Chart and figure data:
-*-*-
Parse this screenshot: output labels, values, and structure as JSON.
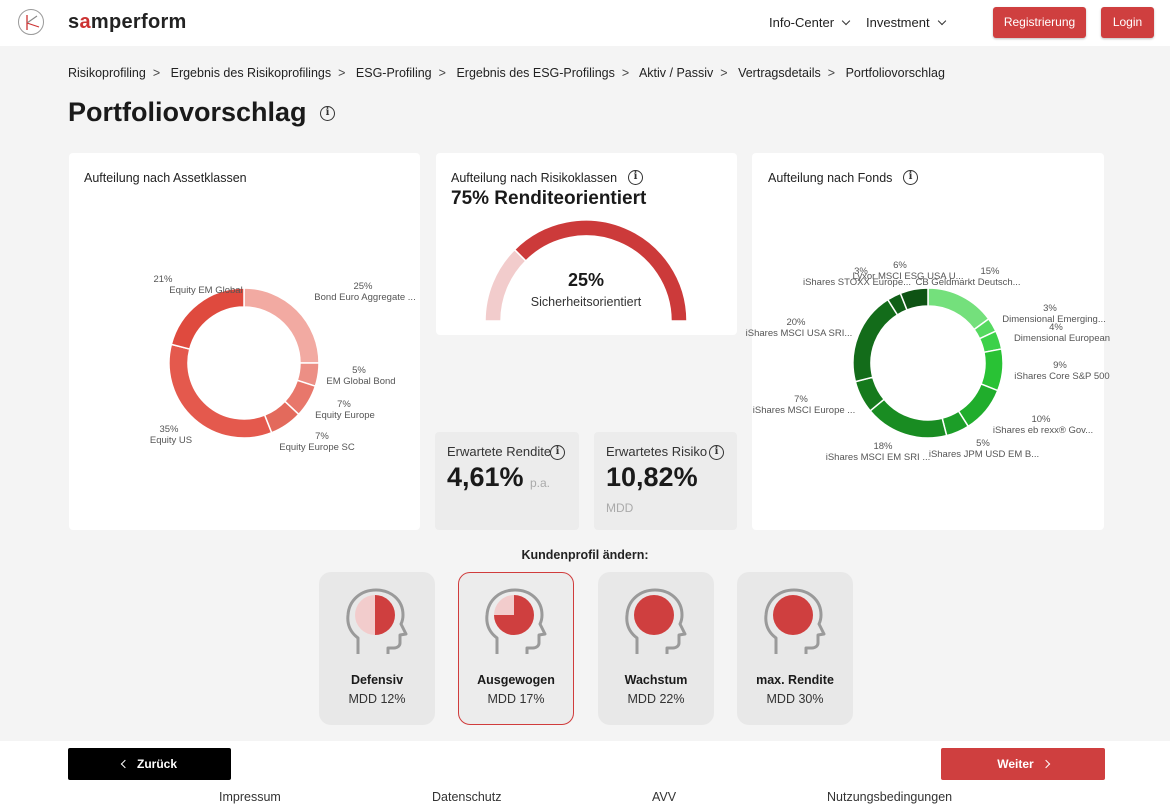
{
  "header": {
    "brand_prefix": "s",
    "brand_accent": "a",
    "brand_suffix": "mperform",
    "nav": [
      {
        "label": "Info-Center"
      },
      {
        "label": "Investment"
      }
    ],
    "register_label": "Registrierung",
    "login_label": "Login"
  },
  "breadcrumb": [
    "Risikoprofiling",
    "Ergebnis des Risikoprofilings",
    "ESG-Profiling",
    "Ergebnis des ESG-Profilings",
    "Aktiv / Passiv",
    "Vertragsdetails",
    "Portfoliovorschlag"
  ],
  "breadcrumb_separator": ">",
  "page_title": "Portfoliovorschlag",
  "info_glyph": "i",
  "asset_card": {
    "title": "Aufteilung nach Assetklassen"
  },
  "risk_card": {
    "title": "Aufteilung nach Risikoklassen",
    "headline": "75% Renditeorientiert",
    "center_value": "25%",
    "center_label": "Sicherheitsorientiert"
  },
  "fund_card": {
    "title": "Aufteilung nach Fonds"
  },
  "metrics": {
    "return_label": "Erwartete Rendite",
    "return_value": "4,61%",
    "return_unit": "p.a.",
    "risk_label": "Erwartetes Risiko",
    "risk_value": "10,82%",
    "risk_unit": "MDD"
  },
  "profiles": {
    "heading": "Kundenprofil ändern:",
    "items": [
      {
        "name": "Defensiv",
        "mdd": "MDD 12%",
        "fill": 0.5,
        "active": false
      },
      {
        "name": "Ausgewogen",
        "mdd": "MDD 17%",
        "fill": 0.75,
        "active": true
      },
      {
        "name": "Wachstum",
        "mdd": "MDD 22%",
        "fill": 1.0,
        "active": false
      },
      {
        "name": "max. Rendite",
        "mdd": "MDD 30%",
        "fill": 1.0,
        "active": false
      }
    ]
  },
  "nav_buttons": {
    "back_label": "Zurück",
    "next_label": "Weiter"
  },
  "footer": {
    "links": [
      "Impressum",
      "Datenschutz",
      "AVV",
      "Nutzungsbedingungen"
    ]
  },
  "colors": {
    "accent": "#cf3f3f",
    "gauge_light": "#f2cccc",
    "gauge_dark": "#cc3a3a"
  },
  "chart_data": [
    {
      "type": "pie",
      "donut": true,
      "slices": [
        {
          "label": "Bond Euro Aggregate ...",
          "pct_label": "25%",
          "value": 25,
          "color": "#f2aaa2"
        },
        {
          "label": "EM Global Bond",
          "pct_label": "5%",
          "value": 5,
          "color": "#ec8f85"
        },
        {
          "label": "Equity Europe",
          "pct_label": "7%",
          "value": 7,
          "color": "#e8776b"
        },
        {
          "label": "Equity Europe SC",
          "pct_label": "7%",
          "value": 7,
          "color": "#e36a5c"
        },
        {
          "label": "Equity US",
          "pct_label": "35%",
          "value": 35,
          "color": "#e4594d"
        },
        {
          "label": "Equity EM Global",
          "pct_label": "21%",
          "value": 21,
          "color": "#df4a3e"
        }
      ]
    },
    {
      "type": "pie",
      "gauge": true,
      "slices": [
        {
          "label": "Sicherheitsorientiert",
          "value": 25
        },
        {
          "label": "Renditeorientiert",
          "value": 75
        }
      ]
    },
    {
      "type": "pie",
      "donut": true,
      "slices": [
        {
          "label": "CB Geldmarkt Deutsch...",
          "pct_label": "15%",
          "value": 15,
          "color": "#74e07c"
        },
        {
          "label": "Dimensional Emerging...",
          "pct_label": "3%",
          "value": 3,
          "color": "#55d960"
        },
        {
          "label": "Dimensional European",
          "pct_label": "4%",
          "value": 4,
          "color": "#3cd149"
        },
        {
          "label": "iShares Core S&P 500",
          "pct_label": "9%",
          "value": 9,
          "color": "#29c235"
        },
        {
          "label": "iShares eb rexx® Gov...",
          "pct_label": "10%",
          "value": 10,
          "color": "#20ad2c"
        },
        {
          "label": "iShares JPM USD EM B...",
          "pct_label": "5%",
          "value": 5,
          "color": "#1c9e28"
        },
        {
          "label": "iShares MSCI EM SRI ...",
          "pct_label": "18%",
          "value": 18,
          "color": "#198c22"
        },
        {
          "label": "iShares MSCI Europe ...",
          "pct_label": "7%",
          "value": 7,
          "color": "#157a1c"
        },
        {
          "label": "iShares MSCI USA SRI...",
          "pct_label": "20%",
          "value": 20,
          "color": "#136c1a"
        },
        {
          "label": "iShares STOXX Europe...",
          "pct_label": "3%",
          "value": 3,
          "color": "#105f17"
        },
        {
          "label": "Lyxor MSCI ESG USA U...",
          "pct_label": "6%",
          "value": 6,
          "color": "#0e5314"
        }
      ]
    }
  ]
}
-*-*-
— WORK TO DO —
Pictures are to be left out; the records above must be repeated word for word.

— RESPONSE TO THIS EXERCISE —
Parse this screenshot: output labels, values, and structure as JSON.
{
  "header": {
    "brand_prefix": "s",
    "brand_accent": "a",
    "brand_suffix": "mperform",
    "nav": [
      {
        "label": "Info-Center"
      },
      {
        "label": "Investment"
      }
    ],
    "register_label": "Registrierung",
    "login_label": "Login"
  },
  "breadcrumb": [
    "Risikoprofiling",
    "Ergebnis des Risikoprofilings",
    "ESG-Profiling",
    "Ergebnis des ESG-Profilings",
    "Aktiv / Passiv",
    "Vertragsdetails",
    "Portfoliovorschlag"
  ],
  "breadcrumb_separator": ">",
  "page_title": "Portfoliovorschlag",
  "info_glyph": "i",
  "asset_card": {
    "title": "Aufteilung nach Assetklassen"
  },
  "risk_card": {
    "title": "Aufteilung nach Risikoklassen",
    "headline": "75% Renditeorientiert",
    "center_value": "25%",
    "center_label": "Sicherheitsorientiert"
  },
  "fund_card": {
    "title": "Aufteilung nach Fonds"
  },
  "metrics": {
    "return_label": "Erwartete Rendite",
    "return_value": "4,61%",
    "return_unit": "p.a.",
    "risk_label": "Erwartetes Risiko",
    "risk_value": "10,82%",
    "risk_unit": "MDD"
  },
  "profiles": {
    "heading": "Kundenprofil ändern:",
    "items": [
      {
        "name": "Defensiv",
        "mdd": "MDD 12%",
        "fill": 0.5,
        "active": false
      },
      {
        "name": "Ausgewogen",
        "mdd": "MDD 17%",
        "fill": 0.75,
        "active": true
      },
      {
        "name": "Wachstum",
        "mdd": "MDD 22%",
        "fill": 1.0,
        "active": false
      },
      {
        "name": "max. Rendite",
        "mdd": "MDD 30%",
        "fill": 1.0,
        "active": false
      }
    ]
  },
  "nav_buttons": {
    "back_label": "Zurück",
    "next_label": "Weiter"
  },
  "footer": {
    "links": [
      "Impressum",
      "Datenschutz",
      "AVV",
      "Nutzungsbedingungen"
    ]
  },
  "colors": {
    "accent": "#cf3f3f",
    "gauge_light": "#f2cccc",
    "gauge_dark": "#cc3a3a"
  },
  "chart_data": [
    {
      "type": "pie",
      "donut": true,
      "slices": [
        {
          "label": "Bond Euro Aggregate ...",
          "pct_label": "25%",
          "value": 25,
          "color": "#f2aaa2"
        },
        {
          "label": "EM Global Bond",
          "pct_label": "5%",
          "value": 5,
          "color": "#ec8f85"
        },
        {
          "label": "Equity Europe",
          "pct_label": "7%",
          "value": 7,
          "color": "#e8776b"
        },
        {
          "label": "Equity Europe SC",
          "pct_label": "7%",
          "value": 7,
          "color": "#e36a5c"
        },
        {
          "label": "Equity US",
          "pct_label": "35%",
          "value": 35,
          "color": "#e4594d"
        },
        {
          "label": "Equity EM Global",
          "pct_label": "21%",
          "value": 21,
          "color": "#df4a3e"
        }
      ]
    },
    {
      "type": "pie",
      "gauge": true,
      "slices": [
        {
          "label": "Sicherheitsorientiert",
          "value": 25
        },
        {
          "label": "Renditeorientiert",
          "value": 75
        }
      ]
    },
    {
      "type": "pie",
      "donut": true,
      "slices": [
        {
          "label": "CB Geldmarkt Deutsch...",
          "pct_label": "15%",
          "value": 15,
          "color": "#74e07c"
        },
        {
          "label": "Dimensional Emerging...",
          "pct_label": "3%",
          "value": 3,
          "color": "#55d960"
        },
        {
          "label": "Dimensional European",
          "pct_label": "4%",
          "value": 4,
          "color": "#3cd149"
        },
        {
          "label": "iShares Core S&P 500",
          "pct_label": "9%",
          "value": 9,
          "color": "#29c235"
        },
        {
          "label": "iShares eb rexx® Gov...",
          "pct_label": "10%",
          "value": 10,
          "color": "#20ad2c"
        },
        {
          "label": "iShares JPM USD EM B...",
          "pct_label": "5%",
          "value": 5,
          "color": "#1c9e28"
        },
        {
          "label": "iShares MSCI EM SRI ...",
          "pct_label": "18%",
          "value": 18,
          "color": "#198c22"
        },
        {
          "label": "iShares MSCI Europe ...",
          "pct_label": "7%",
          "value": 7,
          "color": "#157a1c"
        },
        {
          "label": "iShares MSCI USA SRI...",
          "pct_label": "20%",
          "value": 20,
          "color": "#136c1a"
        },
        {
          "label": "iShares STOXX Europe...",
          "pct_label": "3%",
          "value": 3,
          "color": "#105f17"
        },
        {
          "label": "Lyxor MSCI ESG USA U...",
          "pct_label": "6%",
          "value": 6,
          "color": "#0e5314"
        }
      ]
    }
  ]
}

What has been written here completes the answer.